SET PROBLEM: Transcribe the entries below exactly.

------------

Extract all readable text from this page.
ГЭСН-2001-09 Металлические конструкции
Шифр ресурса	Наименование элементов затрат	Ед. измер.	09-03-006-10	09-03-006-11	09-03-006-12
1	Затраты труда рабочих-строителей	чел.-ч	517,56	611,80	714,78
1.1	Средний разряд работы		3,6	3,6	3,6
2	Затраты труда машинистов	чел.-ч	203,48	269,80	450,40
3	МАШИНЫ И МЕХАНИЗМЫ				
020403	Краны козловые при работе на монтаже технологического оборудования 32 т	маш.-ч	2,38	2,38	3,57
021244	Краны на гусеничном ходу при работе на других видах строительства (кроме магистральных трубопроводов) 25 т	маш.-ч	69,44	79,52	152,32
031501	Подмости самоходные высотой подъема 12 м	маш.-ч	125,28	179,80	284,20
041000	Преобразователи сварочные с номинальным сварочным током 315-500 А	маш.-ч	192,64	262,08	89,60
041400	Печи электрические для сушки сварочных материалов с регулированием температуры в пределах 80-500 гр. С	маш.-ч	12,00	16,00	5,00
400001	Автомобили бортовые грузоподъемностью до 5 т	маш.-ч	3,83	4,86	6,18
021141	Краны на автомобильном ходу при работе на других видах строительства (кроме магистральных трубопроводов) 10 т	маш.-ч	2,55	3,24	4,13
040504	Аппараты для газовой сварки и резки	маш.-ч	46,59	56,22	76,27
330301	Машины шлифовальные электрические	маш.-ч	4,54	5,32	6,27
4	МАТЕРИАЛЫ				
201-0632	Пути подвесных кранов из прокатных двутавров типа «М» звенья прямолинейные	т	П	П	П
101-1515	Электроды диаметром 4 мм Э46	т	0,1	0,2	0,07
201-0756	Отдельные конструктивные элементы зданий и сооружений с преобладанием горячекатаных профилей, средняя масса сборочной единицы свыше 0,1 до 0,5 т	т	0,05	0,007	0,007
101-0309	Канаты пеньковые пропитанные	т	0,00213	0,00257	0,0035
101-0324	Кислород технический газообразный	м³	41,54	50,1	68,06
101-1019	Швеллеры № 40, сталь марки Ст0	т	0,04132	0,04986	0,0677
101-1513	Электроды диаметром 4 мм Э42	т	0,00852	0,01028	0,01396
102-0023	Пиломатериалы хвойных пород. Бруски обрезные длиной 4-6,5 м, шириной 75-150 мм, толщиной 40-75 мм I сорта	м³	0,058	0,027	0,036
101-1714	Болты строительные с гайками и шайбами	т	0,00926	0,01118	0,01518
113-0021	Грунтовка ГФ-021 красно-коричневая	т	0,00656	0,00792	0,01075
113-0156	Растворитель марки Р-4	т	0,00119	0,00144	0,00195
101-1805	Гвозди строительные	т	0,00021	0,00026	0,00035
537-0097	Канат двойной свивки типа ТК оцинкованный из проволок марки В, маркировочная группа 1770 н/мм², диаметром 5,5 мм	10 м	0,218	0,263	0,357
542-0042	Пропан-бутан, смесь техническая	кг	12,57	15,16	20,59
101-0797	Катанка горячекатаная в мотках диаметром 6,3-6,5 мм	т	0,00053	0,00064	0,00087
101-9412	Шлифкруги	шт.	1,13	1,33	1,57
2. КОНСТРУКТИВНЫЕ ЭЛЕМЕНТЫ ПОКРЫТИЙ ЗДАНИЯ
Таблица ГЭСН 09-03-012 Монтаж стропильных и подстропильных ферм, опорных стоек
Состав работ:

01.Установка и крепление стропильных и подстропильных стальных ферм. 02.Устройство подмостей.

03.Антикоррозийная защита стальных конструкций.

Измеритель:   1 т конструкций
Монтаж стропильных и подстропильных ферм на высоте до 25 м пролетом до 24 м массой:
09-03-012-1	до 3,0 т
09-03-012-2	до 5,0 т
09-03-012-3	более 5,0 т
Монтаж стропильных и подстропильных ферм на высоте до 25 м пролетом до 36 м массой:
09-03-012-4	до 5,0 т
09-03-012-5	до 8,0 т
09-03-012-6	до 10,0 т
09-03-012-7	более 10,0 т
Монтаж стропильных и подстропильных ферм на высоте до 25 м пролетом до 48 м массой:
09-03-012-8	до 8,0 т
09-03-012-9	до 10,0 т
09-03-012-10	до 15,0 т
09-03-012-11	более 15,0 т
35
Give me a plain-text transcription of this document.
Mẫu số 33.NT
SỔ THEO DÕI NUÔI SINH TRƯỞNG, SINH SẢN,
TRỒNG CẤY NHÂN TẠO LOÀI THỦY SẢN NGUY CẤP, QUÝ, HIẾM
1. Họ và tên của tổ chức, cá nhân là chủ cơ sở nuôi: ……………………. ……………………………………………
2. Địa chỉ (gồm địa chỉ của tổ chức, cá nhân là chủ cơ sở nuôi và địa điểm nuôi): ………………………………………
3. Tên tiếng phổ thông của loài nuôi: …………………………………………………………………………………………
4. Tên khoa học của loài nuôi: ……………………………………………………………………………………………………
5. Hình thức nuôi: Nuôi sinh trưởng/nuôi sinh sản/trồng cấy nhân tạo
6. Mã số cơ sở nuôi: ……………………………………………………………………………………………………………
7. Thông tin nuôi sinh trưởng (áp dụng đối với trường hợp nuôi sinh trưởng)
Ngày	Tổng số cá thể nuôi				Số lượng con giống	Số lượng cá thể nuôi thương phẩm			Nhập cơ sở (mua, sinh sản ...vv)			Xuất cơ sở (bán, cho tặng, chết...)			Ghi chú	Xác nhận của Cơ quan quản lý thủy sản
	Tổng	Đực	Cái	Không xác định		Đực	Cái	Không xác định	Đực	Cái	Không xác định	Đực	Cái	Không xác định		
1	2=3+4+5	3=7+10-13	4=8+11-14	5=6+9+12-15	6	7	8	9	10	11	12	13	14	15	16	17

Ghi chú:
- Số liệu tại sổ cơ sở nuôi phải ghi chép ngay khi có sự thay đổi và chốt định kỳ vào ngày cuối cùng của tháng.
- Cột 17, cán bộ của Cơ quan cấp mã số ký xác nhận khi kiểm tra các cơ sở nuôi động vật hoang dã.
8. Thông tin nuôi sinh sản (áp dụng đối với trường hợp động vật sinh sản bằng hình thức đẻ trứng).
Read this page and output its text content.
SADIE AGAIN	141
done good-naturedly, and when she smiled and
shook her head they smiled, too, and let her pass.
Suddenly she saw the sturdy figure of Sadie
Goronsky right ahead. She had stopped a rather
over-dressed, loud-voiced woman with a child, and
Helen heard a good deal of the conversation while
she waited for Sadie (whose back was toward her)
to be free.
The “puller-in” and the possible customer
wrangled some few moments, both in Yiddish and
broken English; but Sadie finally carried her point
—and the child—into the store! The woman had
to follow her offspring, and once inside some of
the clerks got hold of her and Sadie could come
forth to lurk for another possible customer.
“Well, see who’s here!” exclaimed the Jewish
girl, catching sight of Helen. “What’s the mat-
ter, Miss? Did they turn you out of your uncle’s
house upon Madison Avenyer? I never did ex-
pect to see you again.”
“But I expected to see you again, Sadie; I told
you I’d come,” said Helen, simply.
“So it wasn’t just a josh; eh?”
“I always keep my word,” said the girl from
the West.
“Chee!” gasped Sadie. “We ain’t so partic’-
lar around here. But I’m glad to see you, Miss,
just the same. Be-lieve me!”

------------

TASK RESULT:
Extract all readable text from this page.
ГЭСН-2001-09 Металлические конструкции
Шифр ресурса	Наименование элементов затрат	Ед. измер.	09-03-006-10	09-03-006-11	09-03-006-12
1	Затраты труда рабочих-строителей	чел.-ч	517,56	611,80	714,78
1.1	Средний разряд работы		3,6	3,6	3,6
2	Затраты труда машинистов	чел.-ч	203,48	269,80	450,40
3	МАШИНЫ И МЕХАНИЗМЫ				
020403	Краны козловые при работе на монтаже технологического оборудования 32 т	маш.-ч	2,38	2,38	3,57
021244	Краны на гусеничном ходу при работе на других видах строительства (кроме магистральных трубопроводов) 25 т	маш.-ч	69,44	79,52	152,32
031501	Подмости самоходные высотой подъема 12 м	маш.-ч	125,28	179,80	284,20
041000	Преобразователи сварочные с номинальным сварочным током 315-500 А	маш.-ч	192,64	262,08	89,60
041400	Печи электрические для сушки сварочных материалов с регулированием температуры в пределах 80-500 гр. С	маш.-ч	12,00	16,00	5,00
400001	Автомобили бортовые грузоподъемностью до 5 т	маш.-ч	3,83	4,86	6,18
021141	Краны на автомобильном ходу при работе на других видах строительства (кроме магистральных трубопроводов) 10 т	маш.-ч	2,55	3,24	4,13
040504	Аппараты для газовой сварки и резки	маш.-ч	46,59	56,22	76,27
330301	Машины шлифовальные электрические	маш.-ч	4,54	5,32	6,27
4	МАТЕРИАЛЫ				
201-0632	Пути подвесных кранов из прокатных двутавров типа «М» звенья прямолинейные	т	П	П	П
101-1515	Электроды диаметром 4 мм Э46	т	0,1	0,2	0,07
201-0756	Отдельные конструктивные элементы зданий и сооружений с преобладанием горячекатаных профилей, средняя масса сборочной единицы свыше 0,1 до 0,5 т	т	0,05	0,007	0,007
101-0309	Канаты пеньковые пропитанные	т	0,00213	0,00257	0,0035
101-0324	Кислород технический газообразный	м³	41,54	50,1	68,06
101-1019	Швеллеры № 40, сталь марки Ст0	т	0,04132	0,04986	0,0677
101-1513	Электроды диаметром 4 мм Э42	т	0,00852	0,01028	0,01396
102-0023	Пиломатериалы хвойных пород. Бруски обрезные длиной 4-6,5 м, шириной 75-150 мм, толщиной 40-75 мм I сорта	м³	0,058	0,027	0,036
101-1714	Болты строительные с гайками и шайбами	т	0,00926	0,01118	0,01518
113-0021	Грунтовка ГФ-021 красно-коричневая	т	0,00656	0,00792	0,01075
113-0156	Растворитель марки Р-4	т	0,00119	0,00144	0,00195
101-1805	Гвозди строительные	т	0,00021	0,00026	0,00035
537-0097	Канат двойной свивки типа ТК оцинкованный из проволок марки В, маркировочная группа 1770 н/мм², диаметром 5,5 мм	10 м	0,218	0,263	0,357
542-0042	Пропан-бутан, смесь техническая	кг	12,57	15,16	20,59
101-0797	Катанка горячекатаная в мотках диаметром 6,3-6,5 мм	т	0,00053	0,00064	0,00087
101-9412	Шлифкруги	шт.	1,13	1,33	1,57
2. КОНСТРУКТИВНЫЕ ЭЛЕМЕНТЫ ПОКРЫТИЙ ЗДАНИЯ
Таблица ГЭСН 09-03-012 Монтаж стропильных и подстропильных ферм, опорных стоек
Состав работ:

01.Установка и крепление стропильных и подстропильных стальных ферм. 02.Устройство подмостей.

03.Антикоррозийная защита стальных конструкций.

Измеритель:   1 т конструкций
Монтаж стропильных и подстропильных ферм на высоте до 25 м пролетом до 24 м массой:
09-03-012-1	до 3,0 т
09-03-012-2	до 5,0 т
09-03-012-3	более 5,0 т
Монтаж стропильных и подстропильных ферм на высоте до 25 м пролетом до 36 м массой:
09-03-012-4	до 5,0 т
09-03-012-5	до 8,0 т
09-03-012-6	до 10,0 т
09-03-012-7	более 10,0 т
Монтаж стропильных и подстропильных ферм на высоте до 25 м пролетом до 48 м массой:
09-03-012-8	до 8,0 т
09-03-012-9	до 10,0 т
09-03-012-10	до 15,0 т
09-03-012-11	более 15,0 т
35
Give me a plain-text transcription of this document.
Mẫu số 33.NT
SỔ THEO DÕI NUÔI SINH TRƯỞNG, SINH SẢN,
TRỒNG CẤY NHÂN TẠO LOÀI THỦY SẢN NGUY CẤP, QUÝ, HIẾM
1. Họ và tên của tổ chức, cá nhân là chủ cơ sở nuôi: ……………………. ……………………………………………
2. Địa chỉ (gồm địa chỉ của tổ chức, cá nhân là chủ cơ sở nuôi và địa điểm nuôi): ………………………………………
3. Tên tiếng phổ thông của loài nuôi: …………………………………………………………………………………………
4. Tên khoa học của loài nuôi: ……………………………………………………………………………………………………
5. Hình thức nuôi: Nuôi sinh trưởng/nuôi sinh sản/trồng cấy nhân tạo
6. Mã số cơ sở nuôi: ……………………………………………………………………………………………………………
7. Thông tin nuôi sinh trưởng (áp dụng đối với trường hợp nuôi sinh trưởng)
Ngày	Tổng số cá thể nuôi				Số lượng con giống	Số lượng cá thể nuôi thương phẩm			Nhập cơ sở (mua, sinh sản ...vv)			Xuất cơ sở (bán, cho tặng, chết...)			Ghi chú	Xác nhận của Cơ quan quản lý thủy sản
	Tổng	Đực	Cái	Không xác định		Đực	Cái	Không xác định	Đực	Cái	Không xác định	Đực	Cái	Không xác định		
1	2=3+4+5	3=7+10-13	4=8+11-14	5=6+9+12-15	6	7	8	9	10	11	12	13	14	15	16	17

Ghi chú:
- Số liệu tại sổ cơ sở nuôi phải ghi chép ngay khi có sự thay đổi và chốt định kỳ vào ngày cuối cùng của tháng.
- Cột 17, cán bộ của Cơ quan cấp mã số ký xác nhận khi kiểm tra các cơ sở nuôi động vật hoang dã.
8. Thông tin nuôi sinh sản (áp dụng đối với trường hợp động vật sinh sản bằng hình thức đẻ trứng).
Read this page and output its text content.
SADIE AGAIN	141
done good-naturedly, and when she smiled and
shook her head they smiled, too, and let her pass.
Suddenly she saw the sturdy figure of Sadie
Goronsky right ahead. She had stopped a rather
over-dressed, loud-voiced woman with a child, and
Helen heard a good deal of the conversation while
she waited for Sadie (whose back was toward her)
to be free.
The “puller-in” and the possible customer
wrangled some few moments, both in Yiddish and
broken English; but Sadie finally carried her point
—and the child—into the store! The woman had
to follow her offspring, and once inside some of
the clerks got hold of her and Sadie could come
forth to lurk for another possible customer.
“Well, see who’s here!” exclaimed the Jewish
girl, catching sight of Helen. “What’s the mat-
ter, Miss? Did they turn you out of your uncle’s
house upon Madison Avenyer? I never did ex-
pect to see you again.”
“But I expected to see you again, Sadie; I told
you I’d come,” said Helen, simply.
“So it wasn’t just a josh; eh?”
“I always keep my word,” said the girl from
the West.
“Chee!” gasped Sadie. “We ain’t so partic’-
lar around here. But I’m glad to see you, Miss,
just the same. Be-lieve me!”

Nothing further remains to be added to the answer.